--- Start ---
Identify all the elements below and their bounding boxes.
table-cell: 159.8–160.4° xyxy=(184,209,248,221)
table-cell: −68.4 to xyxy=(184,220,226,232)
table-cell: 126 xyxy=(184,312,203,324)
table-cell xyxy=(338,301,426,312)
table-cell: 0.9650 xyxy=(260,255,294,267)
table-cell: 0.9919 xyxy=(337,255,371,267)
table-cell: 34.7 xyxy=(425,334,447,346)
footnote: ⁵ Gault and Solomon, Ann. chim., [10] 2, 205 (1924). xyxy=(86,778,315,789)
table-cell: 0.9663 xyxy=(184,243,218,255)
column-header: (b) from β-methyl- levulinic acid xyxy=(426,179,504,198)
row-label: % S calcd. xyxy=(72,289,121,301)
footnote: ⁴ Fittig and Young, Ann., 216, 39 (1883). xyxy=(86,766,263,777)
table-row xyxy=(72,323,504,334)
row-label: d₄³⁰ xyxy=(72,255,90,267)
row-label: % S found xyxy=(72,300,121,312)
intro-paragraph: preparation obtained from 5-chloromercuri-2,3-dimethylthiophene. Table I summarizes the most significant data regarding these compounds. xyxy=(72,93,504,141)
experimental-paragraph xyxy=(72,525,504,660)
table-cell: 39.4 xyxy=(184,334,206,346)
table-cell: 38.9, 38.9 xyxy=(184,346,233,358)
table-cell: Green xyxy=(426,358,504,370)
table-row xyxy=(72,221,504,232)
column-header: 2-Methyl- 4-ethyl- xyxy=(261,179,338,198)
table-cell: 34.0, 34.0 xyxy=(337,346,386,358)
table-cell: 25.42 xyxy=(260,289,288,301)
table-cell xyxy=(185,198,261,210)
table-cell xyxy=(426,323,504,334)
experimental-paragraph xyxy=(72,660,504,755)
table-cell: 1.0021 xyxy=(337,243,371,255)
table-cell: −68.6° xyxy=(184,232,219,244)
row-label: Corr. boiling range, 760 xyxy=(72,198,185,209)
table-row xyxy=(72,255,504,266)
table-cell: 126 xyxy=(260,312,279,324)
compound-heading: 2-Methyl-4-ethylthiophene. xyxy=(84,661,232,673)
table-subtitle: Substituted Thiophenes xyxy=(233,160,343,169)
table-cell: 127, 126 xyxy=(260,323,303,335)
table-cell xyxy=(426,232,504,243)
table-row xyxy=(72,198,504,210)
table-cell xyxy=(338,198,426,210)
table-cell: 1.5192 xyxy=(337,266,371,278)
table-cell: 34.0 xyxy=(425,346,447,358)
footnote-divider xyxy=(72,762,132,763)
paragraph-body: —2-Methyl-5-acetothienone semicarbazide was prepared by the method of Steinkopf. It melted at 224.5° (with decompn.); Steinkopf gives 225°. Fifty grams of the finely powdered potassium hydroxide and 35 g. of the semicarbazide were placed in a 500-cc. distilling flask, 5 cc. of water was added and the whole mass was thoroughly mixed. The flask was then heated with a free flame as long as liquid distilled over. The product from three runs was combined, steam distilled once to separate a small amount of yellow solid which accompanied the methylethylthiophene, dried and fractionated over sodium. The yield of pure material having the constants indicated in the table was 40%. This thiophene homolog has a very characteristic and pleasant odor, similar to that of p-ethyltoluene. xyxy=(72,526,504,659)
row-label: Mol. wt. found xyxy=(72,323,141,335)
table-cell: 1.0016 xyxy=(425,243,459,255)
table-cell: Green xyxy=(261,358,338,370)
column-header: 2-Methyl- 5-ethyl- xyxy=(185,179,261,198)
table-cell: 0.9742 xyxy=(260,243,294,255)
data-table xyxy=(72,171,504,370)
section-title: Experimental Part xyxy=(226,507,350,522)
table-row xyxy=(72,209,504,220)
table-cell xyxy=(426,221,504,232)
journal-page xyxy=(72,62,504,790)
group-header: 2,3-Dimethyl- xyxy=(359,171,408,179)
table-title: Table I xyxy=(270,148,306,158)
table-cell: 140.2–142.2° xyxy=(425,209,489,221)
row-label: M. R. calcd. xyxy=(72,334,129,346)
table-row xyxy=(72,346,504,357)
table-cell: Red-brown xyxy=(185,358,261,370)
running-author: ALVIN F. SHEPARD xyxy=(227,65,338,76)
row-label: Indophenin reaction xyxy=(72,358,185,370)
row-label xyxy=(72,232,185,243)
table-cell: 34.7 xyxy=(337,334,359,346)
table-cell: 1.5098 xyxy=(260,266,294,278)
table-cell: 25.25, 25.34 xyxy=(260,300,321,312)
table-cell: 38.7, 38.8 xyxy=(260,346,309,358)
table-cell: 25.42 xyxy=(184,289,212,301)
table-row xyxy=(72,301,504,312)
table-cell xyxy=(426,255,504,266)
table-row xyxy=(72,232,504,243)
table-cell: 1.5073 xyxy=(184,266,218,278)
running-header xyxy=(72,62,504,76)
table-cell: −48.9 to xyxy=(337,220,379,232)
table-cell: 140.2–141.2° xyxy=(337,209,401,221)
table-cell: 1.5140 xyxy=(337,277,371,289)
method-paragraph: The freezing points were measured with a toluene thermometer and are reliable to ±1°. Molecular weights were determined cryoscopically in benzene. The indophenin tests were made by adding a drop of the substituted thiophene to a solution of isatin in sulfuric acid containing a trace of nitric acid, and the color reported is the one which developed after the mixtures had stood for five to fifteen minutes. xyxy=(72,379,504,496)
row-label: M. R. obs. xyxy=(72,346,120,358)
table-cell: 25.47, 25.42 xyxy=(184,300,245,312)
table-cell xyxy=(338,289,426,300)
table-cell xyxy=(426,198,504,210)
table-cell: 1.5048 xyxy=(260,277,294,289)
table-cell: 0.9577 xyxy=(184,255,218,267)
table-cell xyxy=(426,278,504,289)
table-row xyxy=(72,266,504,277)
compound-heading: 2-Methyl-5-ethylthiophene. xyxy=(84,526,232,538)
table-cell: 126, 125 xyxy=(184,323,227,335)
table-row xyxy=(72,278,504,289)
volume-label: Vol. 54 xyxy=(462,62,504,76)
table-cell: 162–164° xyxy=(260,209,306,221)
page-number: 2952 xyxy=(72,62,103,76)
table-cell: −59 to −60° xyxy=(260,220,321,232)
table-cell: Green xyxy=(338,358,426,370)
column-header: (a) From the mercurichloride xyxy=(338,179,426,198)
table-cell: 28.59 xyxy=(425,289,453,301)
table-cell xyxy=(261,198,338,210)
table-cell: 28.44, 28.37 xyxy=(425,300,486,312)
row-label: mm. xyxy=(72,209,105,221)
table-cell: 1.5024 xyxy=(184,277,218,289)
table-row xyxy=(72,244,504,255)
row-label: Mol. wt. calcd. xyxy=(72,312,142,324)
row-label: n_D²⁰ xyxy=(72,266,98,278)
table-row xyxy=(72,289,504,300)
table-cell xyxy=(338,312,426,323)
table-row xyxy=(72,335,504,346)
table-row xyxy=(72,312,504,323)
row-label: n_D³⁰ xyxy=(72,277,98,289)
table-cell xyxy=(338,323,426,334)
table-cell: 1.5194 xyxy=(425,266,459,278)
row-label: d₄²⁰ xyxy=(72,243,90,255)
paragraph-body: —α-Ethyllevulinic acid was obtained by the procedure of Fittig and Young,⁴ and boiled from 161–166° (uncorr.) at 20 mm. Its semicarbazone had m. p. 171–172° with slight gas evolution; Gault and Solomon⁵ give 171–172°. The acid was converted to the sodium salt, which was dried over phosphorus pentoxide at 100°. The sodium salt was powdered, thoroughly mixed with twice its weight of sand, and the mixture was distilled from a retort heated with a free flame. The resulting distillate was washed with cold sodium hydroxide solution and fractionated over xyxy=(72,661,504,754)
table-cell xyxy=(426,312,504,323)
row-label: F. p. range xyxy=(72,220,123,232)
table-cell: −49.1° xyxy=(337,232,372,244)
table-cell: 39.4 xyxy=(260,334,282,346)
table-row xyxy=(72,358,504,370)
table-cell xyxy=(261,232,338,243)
--- End ---
Reproduce the listing word for word, from its first line through the line containing "footnote: ⁴ Fittig", both included.

Identify all the elements below and their bounding boxes.
table-cell: 159.8–160.4° xyxy=(184,209,248,221)
table-cell: −68.4 to xyxy=(184,220,226,232)
table-cell: 126 xyxy=(184,312,203,324)
table-cell xyxy=(338,301,426,312)
table-cell: 0.9650 xyxy=(260,255,294,267)
table-cell: 0.9919 xyxy=(337,255,371,267)
table-cell: 34.7 xyxy=(425,334,447,346)
footnote: ⁵ Gault and Solomon, Ann. chim., [10] 2, 205 (1924). xyxy=(86,778,315,789)
table-cell: 0.9663 xyxy=(184,243,218,255)
column-header: (b) from β-methyl- levulinic acid xyxy=(426,179,504,198)
row-label: % S calcd. xyxy=(72,289,121,301)
footnote: ⁴ Fittig and Young, Ann., 216, 39 (1883). xyxy=(86,766,263,777)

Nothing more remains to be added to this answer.